[Stored data]
□ □ □ □

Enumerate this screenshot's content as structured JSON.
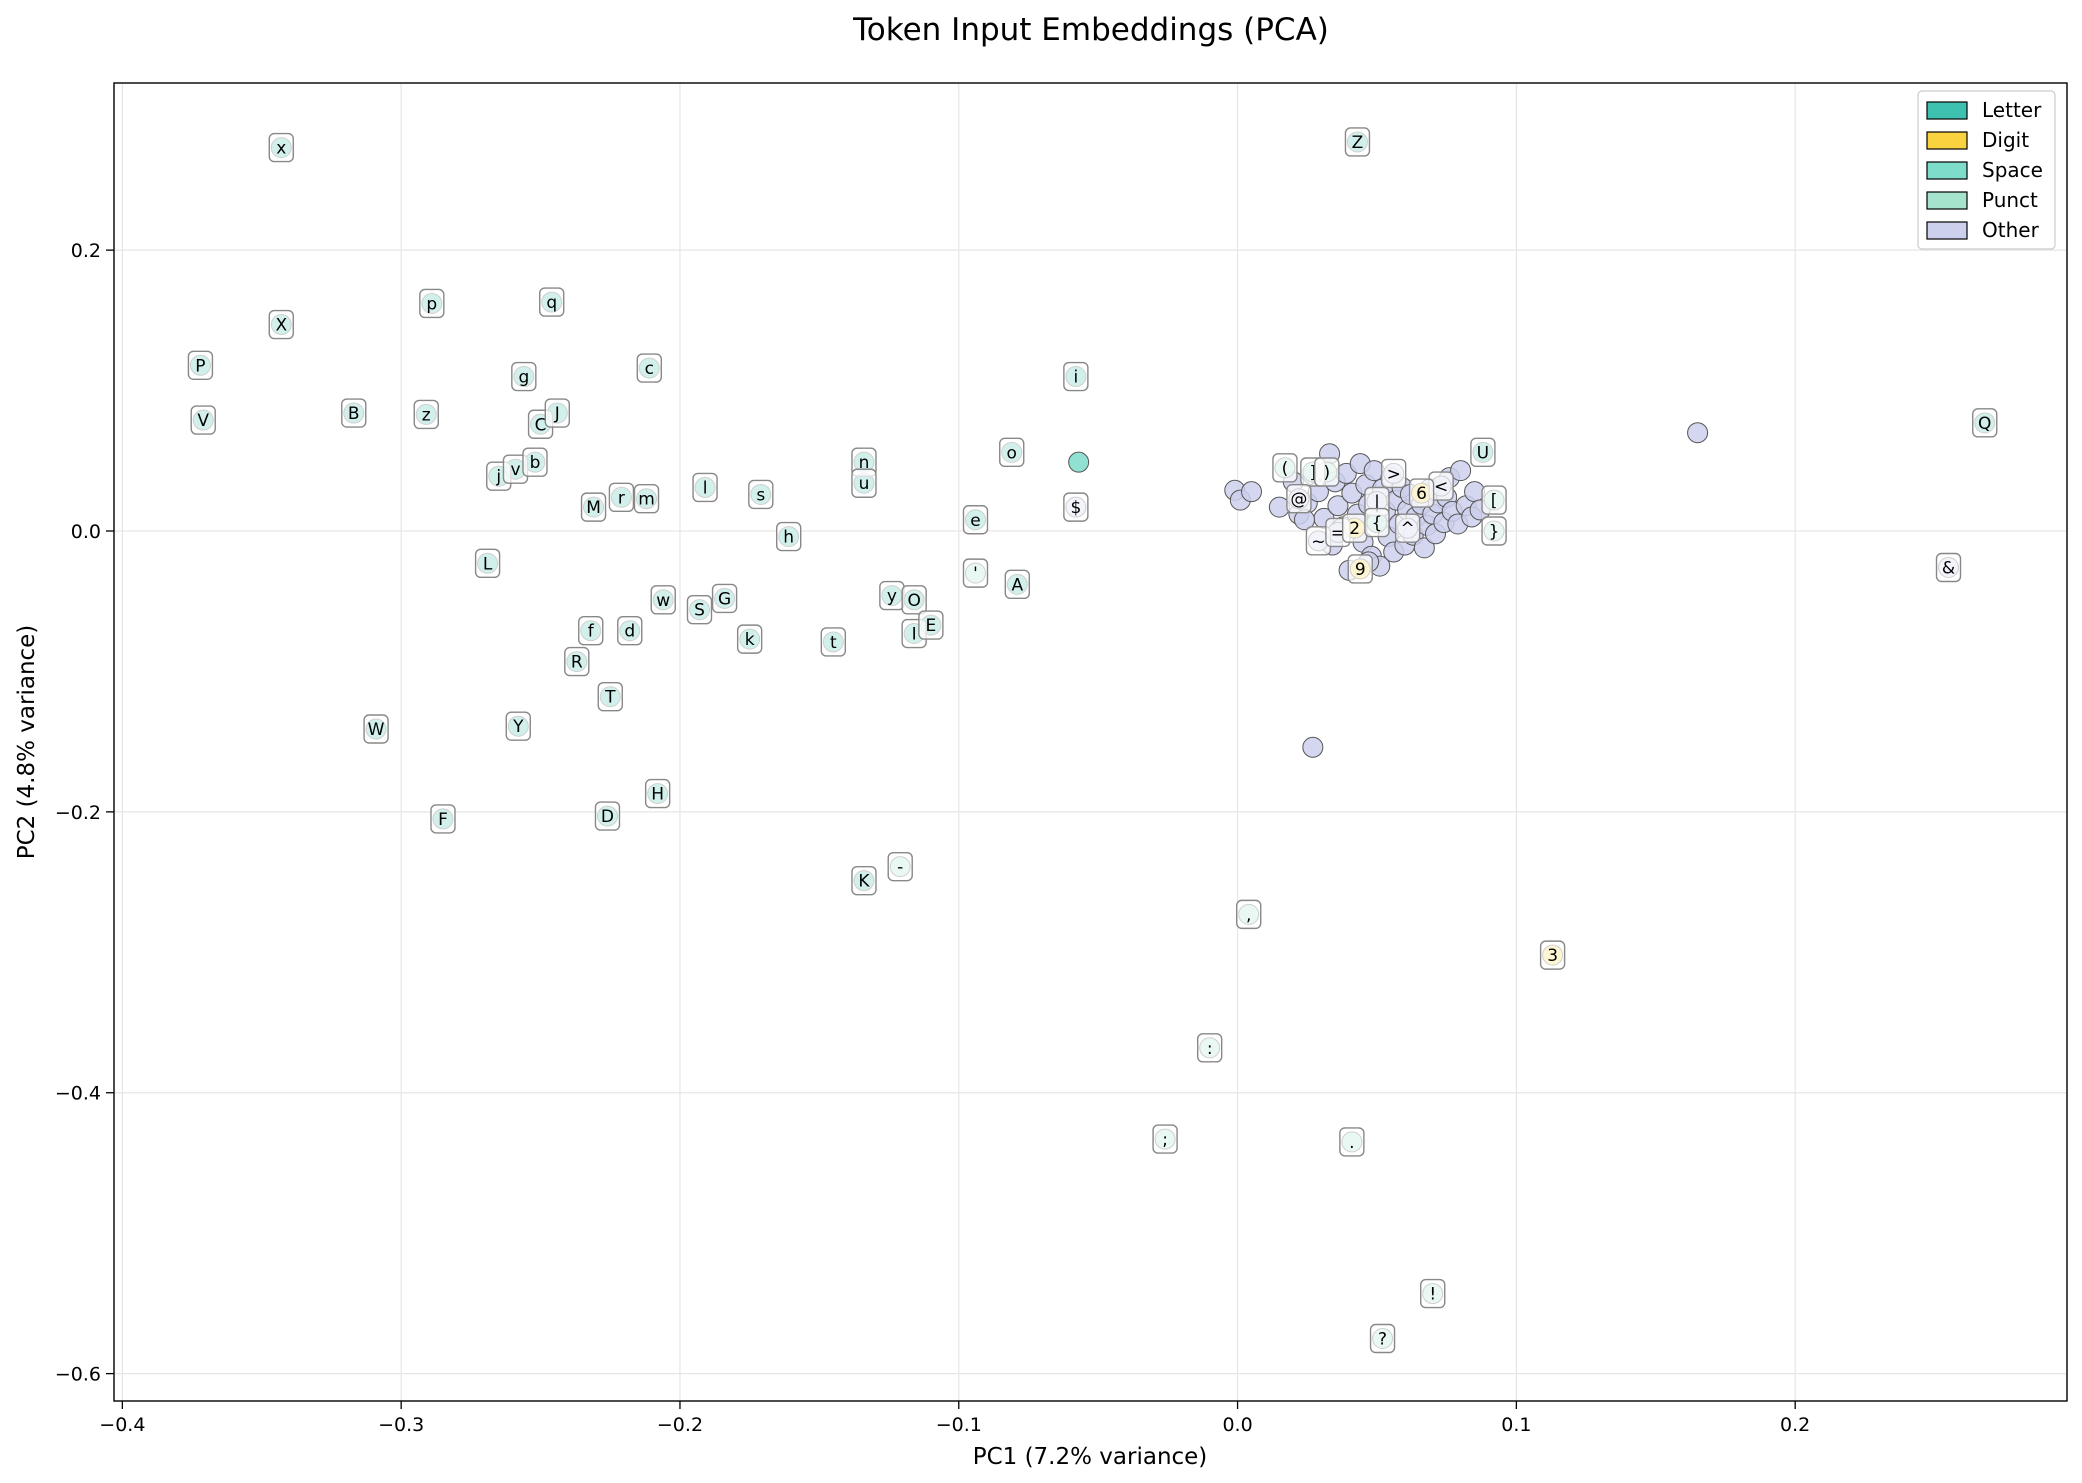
{
  "chart_data": {
    "type": "scatter",
    "title": "Token Input Embeddings (PCA)",
    "xlabel": "PC1 (7.2% variance)",
    "ylabel": "PC2 (4.8% variance)",
    "xlim": [
      -0.403,
      0.2975
    ],
    "ylim": [
      -0.6195,
      0.319
    ],
    "xticks": [
      -0.4,
      -0.3,
      -0.2,
      -0.1,
      0.0,
      0.1,
      0.2
    ],
    "xtick_labels": [
      "−0.4",
      "−0.3",
      "−0.2",
      "−0.1",
      "0.0",
      "0.1",
      "0.2"
    ],
    "yticks": [
      -0.6,
      -0.4,
      -0.2,
      0.0,
      0.2
    ],
    "ytick_labels": [
      "−0.6",
      "−0.4",
      "−0.2",
      "0.0",
      "0.2"
    ],
    "grid": true,
    "legend_position": "top-right",
    "legend": [
      {
        "name": "Letter",
        "color": "#3fc1b0"
      },
      {
        "name": "Digit",
        "color": "#f9d33f"
      },
      {
        "name": "Space",
        "color": "#7edccb"
      },
      {
        "name": "Punct",
        "color": "#a6e3cc"
      },
      {
        "name": "Other",
        "color": "#cdd0ec"
      }
    ],
    "labeled_points": [
      {
        "t": "x",
        "x": -0.343,
        "y": 0.273,
        "c": "Letter"
      },
      {
        "t": "X",
        "x": -0.343,
        "y": 0.147,
        "c": "Letter"
      },
      {
        "t": "P",
        "x": -0.372,
        "y": 0.118,
        "c": "Letter"
      },
      {
        "t": "V",
        "x": -0.371,
        "y": 0.079,
        "c": "Letter"
      },
      {
        "t": "B",
        "x": -0.317,
        "y": 0.084,
        "c": "Letter"
      },
      {
        "t": "p",
        "x": -0.289,
        "y": 0.162,
        "c": "Letter"
      },
      {
        "t": "z",
        "x": -0.291,
        "y": 0.083,
        "c": "Letter"
      },
      {
        "t": "q",
        "x": -0.246,
        "y": 0.163,
        "c": "Letter"
      },
      {
        "t": "g",
        "x": -0.256,
        "y": 0.11,
        "c": "Letter"
      },
      {
        "t": "C",
        "x": -0.25,
        "y": 0.076,
        "c": "Letter"
      },
      {
        "t": "J",
        "x": -0.244,
        "y": 0.084,
        "c": "Letter"
      },
      {
        "t": "j",
        "x": -0.265,
        "y": 0.039,
        "c": "Letter"
      },
      {
        "t": "v",
        "x": -0.259,
        "y": 0.044,
        "c": "Letter"
      },
      {
        "t": "b",
        "x": -0.252,
        "y": 0.049,
        "c": "Letter"
      },
      {
        "t": "c",
        "x": -0.211,
        "y": 0.116,
        "c": "Letter"
      },
      {
        "t": "M",
        "x": -0.231,
        "y": 0.017,
        "c": "Letter"
      },
      {
        "t": "r",
        "x": -0.221,
        "y": 0.024,
        "c": "Letter"
      },
      {
        "t": "m",
        "x": -0.212,
        "y": 0.023,
        "c": "Letter"
      },
      {
        "t": "l",
        "x": -0.191,
        "y": 0.031,
        "c": "Letter"
      },
      {
        "t": "s",
        "x": -0.171,
        "y": 0.026,
        "c": "Letter"
      },
      {
        "t": "h",
        "x": -0.161,
        "y": -0.004,
        "c": "Letter"
      },
      {
        "t": "n",
        "x": -0.134,
        "y": 0.049,
        "c": "Letter"
      },
      {
        "t": "u",
        "x": -0.134,
        "y": 0.034,
        "c": "Letter"
      },
      {
        "t": "L",
        "x": -0.269,
        "y": -0.023,
        "c": "Letter"
      },
      {
        "t": "f",
        "x": -0.232,
        "y": -0.071,
        "c": "Letter"
      },
      {
        "t": "d",
        "x": -0.218,
        "y": -0.071,
        "c": "Letter"
      },
      {
        "t": "w",
        "x": -0.206,
        "y": -0.049,
        "c": "Letter"
      },
      {
        "t": "S",
        "x": -0.193,
        "y": -0.056,
        "c": "Letter"
      },
      {
        "t": "G",
        "x": -0.184,
        "y": -0.048,
        "c": "Letter"
      },
      {
        "t": "k",
        "x": -0.175,
        "y": -0.077,
        "c": "Letter"
      },
      {
        "t": "t",
        "x": -0.145,
        "y": -0.079,
        "c": "Letter"
      },
      {
        "t": "R",
        "x": -0.237,
        "y": -0.093,
        "c": "Letter"
      },
      {
        "t": "T",
        "x": -0.225,
        "y": -0.118,
        "c": "Letter"
      },
      {
        "t": "W",
        "x": -0.309,
        "y": -0.141,
        "c": "Letter"
      },
      {
        "t": "Y",
        "x": -0.258,
        "y": -0.139,
        "c": "Letter"
      },
      {
        "t": "F",
        "x": -0.285,
        "y": -0.205,
        "c": "Letter"
      },
      {
        "t": "D",
        "x": -0.226,
        "y": -0.203,
        "c": "Letter"
      },
      {
        "t": "H",
        "x": -0.208,
        "y": -0.187,
        "c": "Letter"
      },
      {
        "t": "K",
        "x": -0.134,
        "y": -0.249,
        "c": "Letter"
      },
      {
        "t": "-",
        "x": -0.121,
        "y": -0.239,
        "c": "Punct"
      },
      {
        "t": "y",
        "x": -0.124,
        "y": -0.046,
        "c": "Letter"
      },
      {
        "t": "O",
        "x": -0.116,
        "y": -0.049,
        "c": "Letter"
      },
      {
        "t": "I",
        "x": -0.116,
        "y": -0.073,
        "c": "Letter"
      },
      {
        "t": "E",
        "x": -0.11,
        "y": -0.067,
        "c": "Letter"
      },
      {
        "t": "e",
        "x": -0.094,
        "y": 0.008,
        "c": "Letter"
      },
      {
        "t": "'",
        "x": -0.094,
        "y": -0.03,
        "c": "Punct"
      },
      {
        "t": "A",
        "x": -0.079,
        "y": -0.038,
        "c": "Letter"
      },
      {
        "t": "o",
        "x": -0.081,
        "y": 0.056,
        "c": "Letter"
      },
      {
        "t": "i",
        "x": -0.058,
        "y": 0.11,
        "c": "Letter"
      },
      {
        "t": "$",
        "x": -0.058,
        "y": 0.017,
        "c": "Other"
      },
      {
        "t": "Z",
        "x": 0.043,
        "y": 0.277,
        "c": "Letter"
      },
      {
        "t": "U",
        "x": 0.088,
        "y": 0.056,
        "c": "Letter"
      },
      {
        "t": "(",
        "x": 0.017,
        "y": 0.045,
        "c": "Punct"
      },
      {
        "t": "]",
        "x": 0.027,
        "y": 0.042,
        "c": "Punct"
      },
      {
        "t": ")",
        "x": 0.032,
        "y": 0.042,
        "c": "Punct"
      },
      {
        "t": ">",
        "x": 0.056,
        "y": 0.041,
        "c": "Other"
      },
      {
        "t": "<",
        "x": 0.073,
        "y": 0.032,
        "c": "Other"
      },
      {
        "t": "6",
        "x": 0.066,
        "y": 0.027,
        "c": "Digit"
      },
      {
        "t": "@",
        "x": 0.022,
        "y": 0.023,
        "c": "Other"
      },
      {
        "t": "|",
        "x": 0.05,
        "y": 0.021,
        "c": "Other"
      },
      {
        "t": "[",
        "x": 0.092,
        "y": 0.022,
        "c": "Punct"
      },
      {
        "t": "}",
        "x": 0.092,
        "y": 0.0,
        "c": "Punct"
      },
      {
        "t": "~",
        "x": 0.029,
        "y": -0.007,
        "c": "Other"
      },
      {
        "t": "=",
        "x": 0.036,
        "y": -0.001,
        "c": "Other"
      },
      {
        "t": "2",
        "x": 0.042,
        "y": 0.002,
        "c": "Digit"
      },
      {
        "t": "{",
        "x": 0.05,
        "y": 0.006,
        "c": "Punct"
      },
      {
        "t": "^",
        "x": 0.061,
        "y": 0.002,
        "c": "Other"
      },
      {
        "t": "9",
        "x": 0.044,
        "y": -0.027,
        "c": "Digit"
      },
      {
        "t": "Q",
        "x": 0.268,
        "y": 0.077,
        "c": "Letter"
      },
      {
        "t": "&",
        "x": 0.255,
        "y": -0.026,
        "c": "Other"
      },
      {
        "t": "3",
        "x": 0.113,
        "y": -0.302,
        "c": "Digit"
      },
      {
        "t": ",",
        "x": 0.004,
        "y": -0.273,
        "c": "Punct"
      },
      {
        "t": ":",
        "x": -0.01,
        "y": -0.368,
        "c": "Punct"
      },
      {
        "t": ";",
        "x": -0.026,
        "y": -0.433,
        "c": "Punct"
      },
      {
        "t": ".",
        "x": 0.041,
        "y": -0.435,
        "c": "Punct"
      },
      {
        "t": "!",
        "x": 0.07,
        "y": -0.543,
        "c": "Punct"
      },
      {
        "t": "?",
        "x": 0.052,
        "y": -0.575,
        "c": "Punct"
      }
    ],
    "unlabeled_points": [
      {
        "x": -0.057,
        "y": 0.049,
        "c": "Space"
      },
      {
        "x": 0.165,
        "y": 0.07,
        "c": "Other"
      },
      {
        "x": 0.027,
        "y": -0.154,
        "c": "Other"
      },
      {
        "x": -0.001,
        "y": 0.029,
        "c": "Other"
      },
      {
        "x": 0.001,
        "y": 0.022,
        "c": "Other"
      },
      {
        "x": 0.005,
        "y": 0.028,
        "c": "Other"
      },
      {
        "x": 0.015,
        "y": 0.017,
        "c": "Other"
      },
      {
        "x": 0.02,
        "y": 0.035,
        "c": "Other"
      },
      {
        "x": 0.022,
        "y": 0.012,
        "c": "Other"
      },
      {
        "x": 0.025,
        "y": 0.02,
        "c": "Other"
      },
      {
        "x": 0.027,
        "y": 0.04,
        "c": "Other"
      },
      {
        "x": 0.029,
        "y": 0.028,
        "c": "Other"
      },
      {
        "x": 0.031,
        "y": 0.009,
        "c": "Other"
      },
      {
        "x": 0.033,
        "y": 0.055,
        "c": "Other"
      },
      {
        "x": 0.035,
        "y": 0.035,
        "c": "Other"
      },
      {
        "x": 0.036,
        "y": 0.018,
        "c": "Other"
      },
      {
        "x": 0.038,
        "y": 0.003,
        "c": "Other"
      },
      {
        "x": 0.039,
        "y": 0.041,
        "c": "Other"
      },
      {
        "x": 0.041,
        "y": 0.027,
        "c": "Other"
      },
      {
        "x": 0.043,
        "y": 0.012,
        "c": "Other"
      },
      {
        "x": 0.044,
        "y": 0.048,
        "c": "Other"
      },
      {
        "x": 0.045,
        "y": -0.008,
        "c": "Other"
      },
      {
        "x": 0.046,
        "y": 0.033,
        "c": "Other"
      },
      {
        "x": 0.047,
        "y": 0.019,
        "c": "Other"
      },
      {
        "x": 0.048,
        "y": -0.018,
        "c": "Other"
      },
      {
        "x": 0.049,
        "y": 0.043,
        "c": "Other"
      },
      {
        "x": 0.05,
        "y": 0.008,
        "c": "Other"
      },
      {
        "x": 0.051,
        "y": -0.025,
        "c": "Other"
      },
      {
        "x": 0.052,
        "y": 0.03,
        "c": "Other"
      },
      {
        "x": 0.053,
        "y": 0.014,
        "c": "Other"
      },
      {
        "x": 0.054,
        "y": -0.004,
        "c": "Other"
      },
      {
        "x": 0.055,
        "y": 0.038,
        "c": "Other"
      },
      {
        "x": 0.056,
        "y": -0.015,
        "c": "Other"
      },
      {
        "x": 0.057,
        "y": 0.022,
        "c": "Other"
      },
      {
        "x": 0.058,
        "y": 0.005,
        "c": "Other"
      },
      {
        "x": 0.059,
        "y": 0.031,
        "c": "Other"
      },
      {
        "x": 0.06,
        "y": -0.01,
        "c": "Other"
      },
      {
        "x": 0.061,
        "y": 0.015,
        "c": "Other"
      },
      {
        "x": 0.062,
        "y": 0.026,
        "c": "Other"
      },
      {
        "x": 0.063,
        "y": -0.003,
        "c": "Other"
      },
      {
        "x": 0.064,
        "y": 0.01,
        "c": "Other"
      },
      {
        "x": 0.066,
        "y": 0.019,
        "c": "Other"
      },
      {
        "x": 0.067,
        "y": -0.012,
        "c": "Other"
      },
      {
        "x": 0.068,
        "y": 0.004,
        "c": "Other"
      },
      {
        "x": 0.069,
        "y": 0.03,
        "c": "Other"
      },
      {
        "x": 0.07,
        "y": 0.012,
        "c": "Other"
      },
      {
        "x": 0.071,
        "y": -0.002,
        "c": "Other"
      },
      {
        "x": 0.072,
        "y": 0.02,
        "c": "Other"
      },
      {
        "x": 0.074,
        "y": 0.006,
        "c": "Other"
      },
      {
        "x": 0.075,
        "y": 0.024,
        "c": "Other"
      },
      {
        "x": 0.076,
        "y": 0.038,
        "c": "Other"
      },
      {
        "x": 0.077,
        "y": 0.014,
        "c": "Other"
      },
      {
        "x": 0.079,
        "y": 0.005,
        "c": "Other"
      },
      {
        "x": 0.08,
        "y": 0.043,
        "c": "Other"
      },
      {
        "x": 0.082,
        "y": 0.018,
        "c": "Other"
      },
      {
        "x": 0.084,
        "y": 0.01,
        "c": "Other"
      },
      {
        "x": 0.085,
        "y": 0.028,
        "c": "Other"
      },
      {
        "x": 0.087,
        "y": 0.015,
        "c": "Other"
      },
      {
        "x": 0.04,
        "y": -0.028,
        "c": "Other"
      },
      {
        "x": 0.047,
        "y": -0.022,
        "c": "Other"
      },
      {
        "x": 0.024,
        "y": 0.008,
        "c": "Other"
      },
      {
        "x": 0.034,
        "y": -0.01,
        "c": "Other"
      }
    ]
  }
}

□ □ □ □

▶ What the exercise asks
Report how many lines in the listing above include the word "name". Give nothing but the number.

▶ Exercise result
5